> _Records for this task_

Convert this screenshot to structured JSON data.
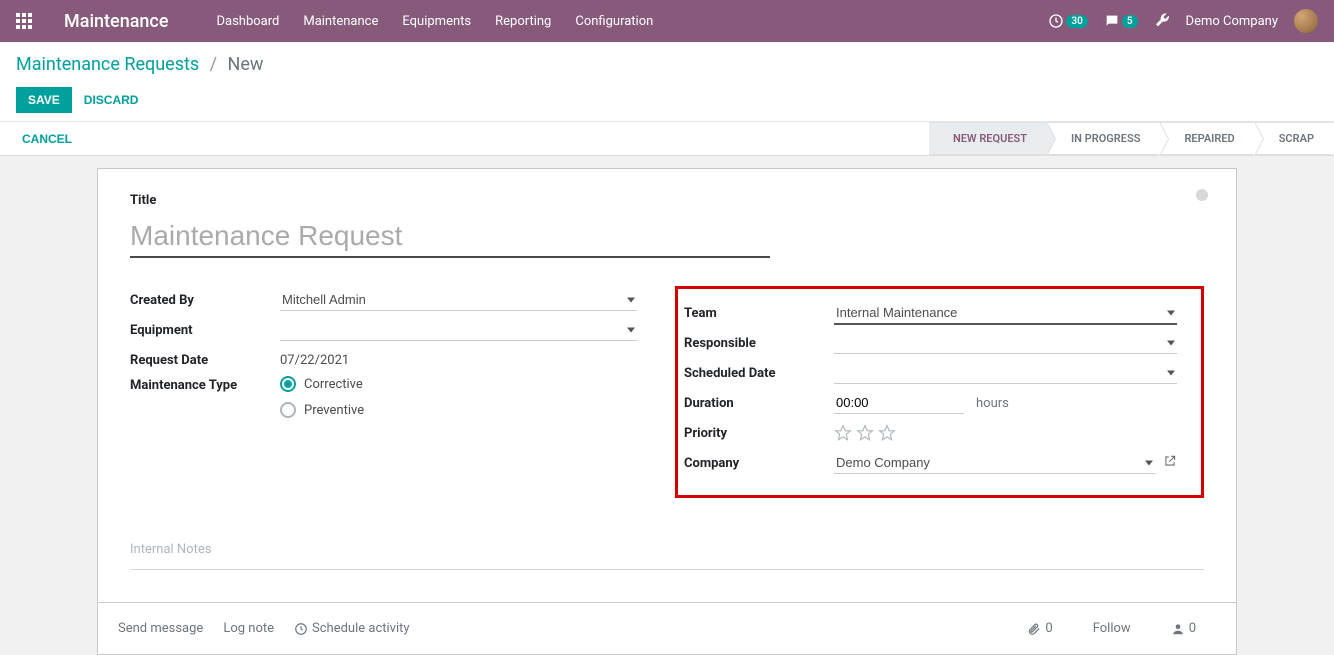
{
  "navbar": {
    "brand": "Maintenance",
    "links": [
      "Dashboard",
      "Maintenance",
      "Equipments",
      "Reporting",
      "Configuration"
    ],
    "activities_count": "30",
    "messages_count": "5",
    "company": "Demo Company"
  },
  "breadcrumb": {
    "parent": "Maintenance Requests",
    "current": "New"
  },
  "actions": {
    "save": "Save",
    "discard": "Discard",
    "cancel": "Cancel"
  },
  "status": {
    "steps": [
      "NEW REQUEST",
      "IN PROGRESS",
      "REPAIRED",
      "SCRAP"
    ],
    "active_index": 0
  },
  "form": {
    "title_label": "Title",
    "title_placeholder": "Maintenance Request",
    "left": {
      "created_by_label": "Created By",
      "created_by_value": "Mitchell Admin",
      "equipment_label": "Equipment",
      "equipment_value": "",
      "request_date_label": "Request Date",
      "request_date_value": "07/22/2021",
      "maint_type_label": "Maintenance Type",
      "maint_type_options": [
        "Corrective",
        "Preventive"
      ],
      "maint_type_selected": "Corrective"
    },
    "right": {
      "team_label": "Team",
      "team_value": "Internal Maintenance",
      "responsible_label": "Responsible",
      "responsible_value": "",
      "scheduled_label": "Scheduled Date",
      "scheduled_value": "",
      "duration_label": "Duration",
      "duration_value": "00:00",
      "duration_unit": "hours",
      "priority_label": "Priority",
      "company_label": "Company",
      "company_value": "Demo Company"
    },
    "notes_placeholder": "Internal Notes"
  },
  "chatter": {
    "send": "Send message",
    "log": "Log note",
    "schedule": "Schedule activity",
    "attach_count": "0",
    "follow": "Follow",
    "followers_count": "0"
  }
}
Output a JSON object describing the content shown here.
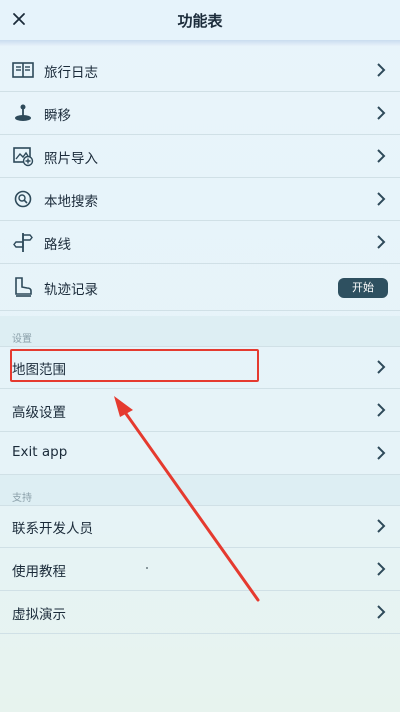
{
  "header": {
    "title": "功能表"
  },
  "menu": [
    {
      "label": "旅行日志",
      "icon": "journal-icon"
    },
    {
      "label": "瞬移",
      "icon": "joystick-icon"
    },
    {
      "label": "照片导入",
      "icon": "photo-import-icon"
    },
    {
      "label": "本地搜索",
      "icon": "local-search-icon"
    },
    {
      "label": "路线",
      "icon": "signpost-icon"
    },
    {
      "label": "轨迹记录",
      "icon": "boot-icon",
      "toggle_label": "开始"
    }
  ],
  "settings": {
    "title": "设置",
    "items": [
      {
        "label": "地图范围"
      },
      {
        "label": "高级设置"
      },
      {
        "label": "Exit app"
      }
    ]
  },
  "support": {
    "title": "支持",
    "items": [
      {
        "label": "联系开发人员"
      },
      {
        "label": "使用教程"
      },
      {
        "label": "虚拟演示"
      }
    ]
  },
  "colors": {
    "accent_button": "#2e5060",
    "annotation_red": "#e53a2f",
    "header_bg": "#e6f3fb"
  }
}
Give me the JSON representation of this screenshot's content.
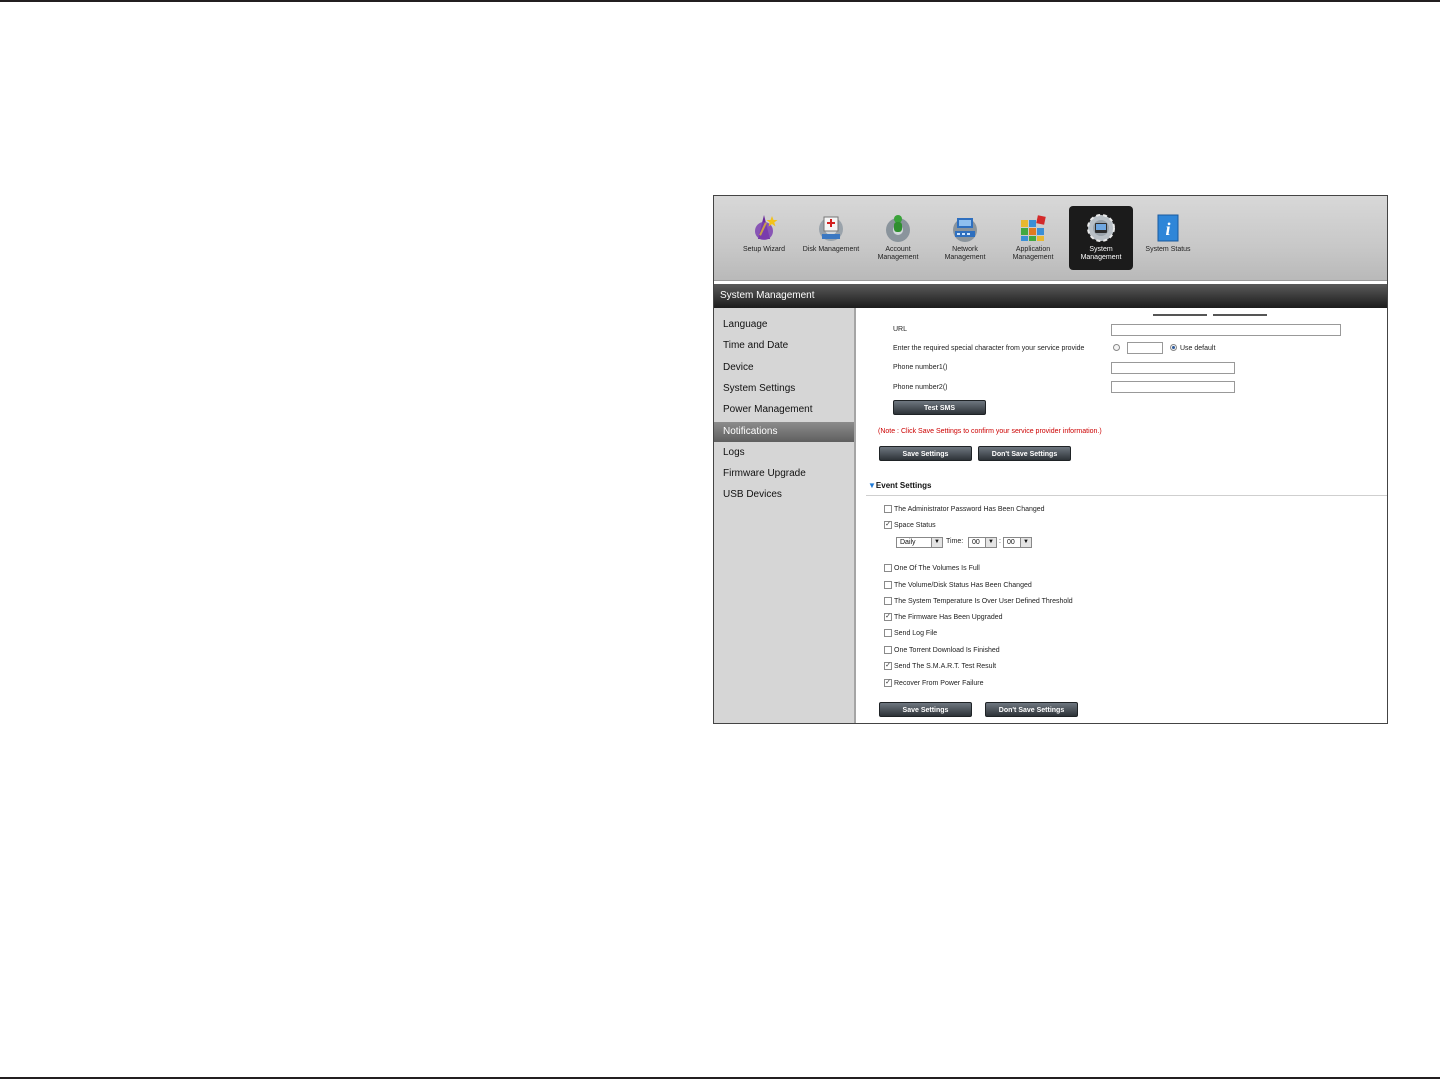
{
  "nav": {
    "items": [
      {
        "label": "Setup Wizard",
        "icon": "wizard-icon"
      },
      {
        "label": "Disk Management",
        "icon": "disk-icon"
      },
      {
        "label": "Account Management",
        "icon": "account-icon"
      },
      {
        "label": "Network Management",
        "icon": "network-icon"
      },
      {
        "label": "Application Management",
        "icon": "application-icon"
      },
      {
        "label": "System Management",
        "icon": "gear-icon"
      },
      {
        "label": "System Status",
        "icon": "info-icon"
      }
    ],
    "active": "System Management"
  },
  "title": "System Management",
  "sidebar": {
    "items": [
      "Language",
      "Time and Date",
      "Device",
      "System Settings",
      "Power Management",
      "Notifications",
      "Logs",
      "Firmware Upgrade",
      "USB Devices"
    ],
    "active": "Notifications"
  },
  "sms": {
    "url_label": "URL",
    "url_value": "",
    "special_char_label": "Enter the required special character from your service provide",
    "special_char_value": "",
    "use_default_label": "Use default",
    "phone1_label": "Phone number1()",
    "phone1_value": "",
    "phone2_label": "Phone number2()",
    "phone2_value": "",
    "test_button": "Test SMS",
    "note": "(Note : Click Save Settings to confirm your service provider information.)",
    "save_button": "Save Settings",
    "dont_save_button": "Don't Save Settings"
  },
  "events": {
    "title": "Event Settings",
    "items": [
      {
        "label": "The Administrator Password Has Been Changed",
        "checked": false
      },
      {
        "label": "Space Status",
        "checked": true
      },
      {
        "label": "One Of The Volumes Is Full",
        "checked": false
      },
      {
        "label": "The Volume/Disk Status Has Been Changed",
        "checked": false
      },
      {
        "label": "The System Temperature Is Over User Defined Threshold",
        "checked": false
      },
      {
        "label": "The Firmware Has Been Upgraded",
        "checked": true
      },
      {
        "label": "Send Log File",
        "checked": false
      },
      {
        "label": "One Torrent Download Is Finished",
        "checked": false
      },
      {
        "label": "Send The S.M.A.R.T. Test Result",
        "checked": true
      },
      {
        "label": "Recover From Power Failure",
        "checked": true
      }
    ],
    "frequency": "Daily",
    "time_label": "Time:",
    "hour": "00",
    "minute": "00",
    "separator": ":",
    "save_button": "Save Settings",
    "dont_save_button": "Don't Save Settings"
  },
  "colors": {
    "accent": "#1e7ad8",
    "note": "#cc0000",
    "titlebar": "#1c1c1c"
  }
}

> _What to do_
Without the pictures, repeat all the records word for word.

> _Written reply_
Convert this screenshot to structured JSON data.
{
  "navbar": {
    "brand": "Maintenance",
    "links": [
      "Dashboard",
      "Maintenance",
      "Equipments",
      "Reporting",
      "Configuration"
    ],
    "activities_count": "30",
    "messages_count": "5",
    "company": "Demo Company"
  },
  "breadcrumb": {
    "parent": "Maintenance Requests",
    "current": "New"
  },
  "actions": {
    "save": "Save",
    "discard": "Discard",
    "cancel": "Cancel"
  },
  "status": {
    "steps": [
      "NEW REQUEST",
      "IN PROGRESS",
      "REPAIRED",
      "SCRAP"
    ],
    "active_index": 0
  },
  "form": {
    "title_label": "Title",
    "title_placeholder": "Maintenance Request",
    "left": {
      "created_by_label": "Created By",
      "created_by_value": "Mitchell Admin",
      "equipment_label": "Equipment",
      "equipment_value": "",
      "request_date_label": "Request Date",
      "request_date_value": "07/22/2021",
      "maint_type_label": "Maintenance Type",
      "maint_type_options": [
        "Corrective",
        "Preventive"
      ],
      "maint_type_selected": "Corrective"
    },
    "right": {
      "team_label": "Team",
      "team_value": "Internal Maintenance",
      "responsible_label": "Responsible",
      "responsible_value": "",
      "scheduled_label": "Scheduled Date",
      "scheduled_value": "",
      "duration_label": "Duration",
      "duration_value": "00:00",
      "duration_unit": "hours",
      "priority_label": "Priority",
      "company_label": "Company",
      "company_value": "Demo Company"
    },
    "notes_placeholder": "Internal Notes"
  },
  "chatter": {
    "send": "Send message",
    "log": "Log note",
    "schedule": "Schedule activity",
    "attach_count": "0",
    "follow": "Follow",
    "followers_count": "0"
  }
}
Output a JSON object describing the content shown here.
{
  "header": {
    "title": "功能表"
  },
  "menu": [
    {
      "label": "旅行日志",
      "icon": "journal-icon"
    },
    {
      "label": "瞬移",
      "icon": "joystick-icon"
    },
    {
      "label": "照片导入",
      "icon": "photo-import-icon"
    },
    {
      "label": "本地搜索",
      "icon": "local-search-icon"
    },
    {
      "label": "路线",
      "icon": "signpost-icon"
    },
    {
      "label": "轨迹记录",
      "icon": "boot-icon",
      "toggle_label": "开始"
    }
  ],
  "settings": {
    "title": "设置",
    "items": [
      {
        "label": "地图范围"
      },
      {
        "label": "高级设置"
      },
      {
        "label": "Exit app"
      }
    ]
  },
  "support": {
    "title": "支持",
    "items": [
      {
        "label": "联系开发人员"
      },
      {
        "label": "使用教程"
      },
      {
        "label": "虚拟演示"
      }
    ]
  },
  "colors": {
    "accent_button": "#2e5060",
    "annotation_red": "#e53a2f",
    "header_bg": "#e6f3fb"
  }
}
Give me the JSON representation of this screenshot's content.
{
  "nav": {
    "items": [
      {
        "label": "Setup Wizard",
        "icon": "wizard-icon"
      },
      {
        "label": "Disk Management",
        "icon": "disk-icon"
      },
      {
        "label": "Account Management",
        "icon": "account-icon"
      },
      {
        "label": "Network Management",
        "icon": "network-icon"
      },
      {
        "label": "Application Management",
        "icon": "application-icon"
      },
      {
        "label": "System Management",
        "icon": "gear-icon"
      },
      {
        "label": "System Status",
        "icon": "info-icon"
      }
    ],
    "active": "System Management"
  },
  "title": "System Management",
  "sidebar": {
    "items": [
      "Language",
      "Time and Date",
      "Device",
      "System Settings",
      "Power Management",
      "Notifications",
      "Logs",
      "Firmware Upgrade",
      "USB Devices"
    ],
    "active": "Notifications"
  },
  "sms": {
    "url_label": "URL",
    "url_value": "",
    "special_char_label": "Enter the required special character from your service provide",
    "special_char_value": "",
    "use_default_label": "Use default",
    "phone1_label": "Phone number1()",
    "phone1_value": "",
    "phone2_label": "Phone number2()",
    "phone2_value": "",
    "test_button": "Test SMS",
    "note": "(Note : Click Save Settings to confirm your service provider information.)",
    "save_button": "Save Settings",
    "dont_save_button": "Don't Save Settings"
  },
  "events": {
    "title": "Event Settings",
    "items": [
      {
        "label": "The Administrator Password Has Been Changed",
        "checked": false
      },
      {
        "label": "Space Status",
        "checked": true
      },
      {
        "label": "One Of The Volumes Is Full",
        "checked": false
      },
      {
        "label": "The Volume/Disk Status Has Been Changed",
        "checked": false
      },
      {
        "label": "The System Temperature Is Over User Defined Threshold",
        "checked": false
      },
      {
        "label": "The Firmware Has Been Upgraded",
        "checked": true
      },
      {
        "label": "Send Log File",
        "checked": false
      },
      {
        "label": "One Torrent Download Is Finished",
        "checked": false
      },
      {
        "label": "Send The S.M.A.R.T. Test Result",
        "checked": true
      },
      {
        "label": "Recover From Power Failure",
        "checked": true
      }
    ],
    "frequency": "Daily",
    "time_label": "Time:",
    "hour": "00",
    "minute": "00",
    "separator": ":",
    "save_button": "Save Settings",
    "dont_save_button": "Don't Save Settings"
  },
  "colors": {
    "accent": "#1e7ad8",
    "note": "#cc0000",
    "titlebar": "#1c1c1c"
  }
}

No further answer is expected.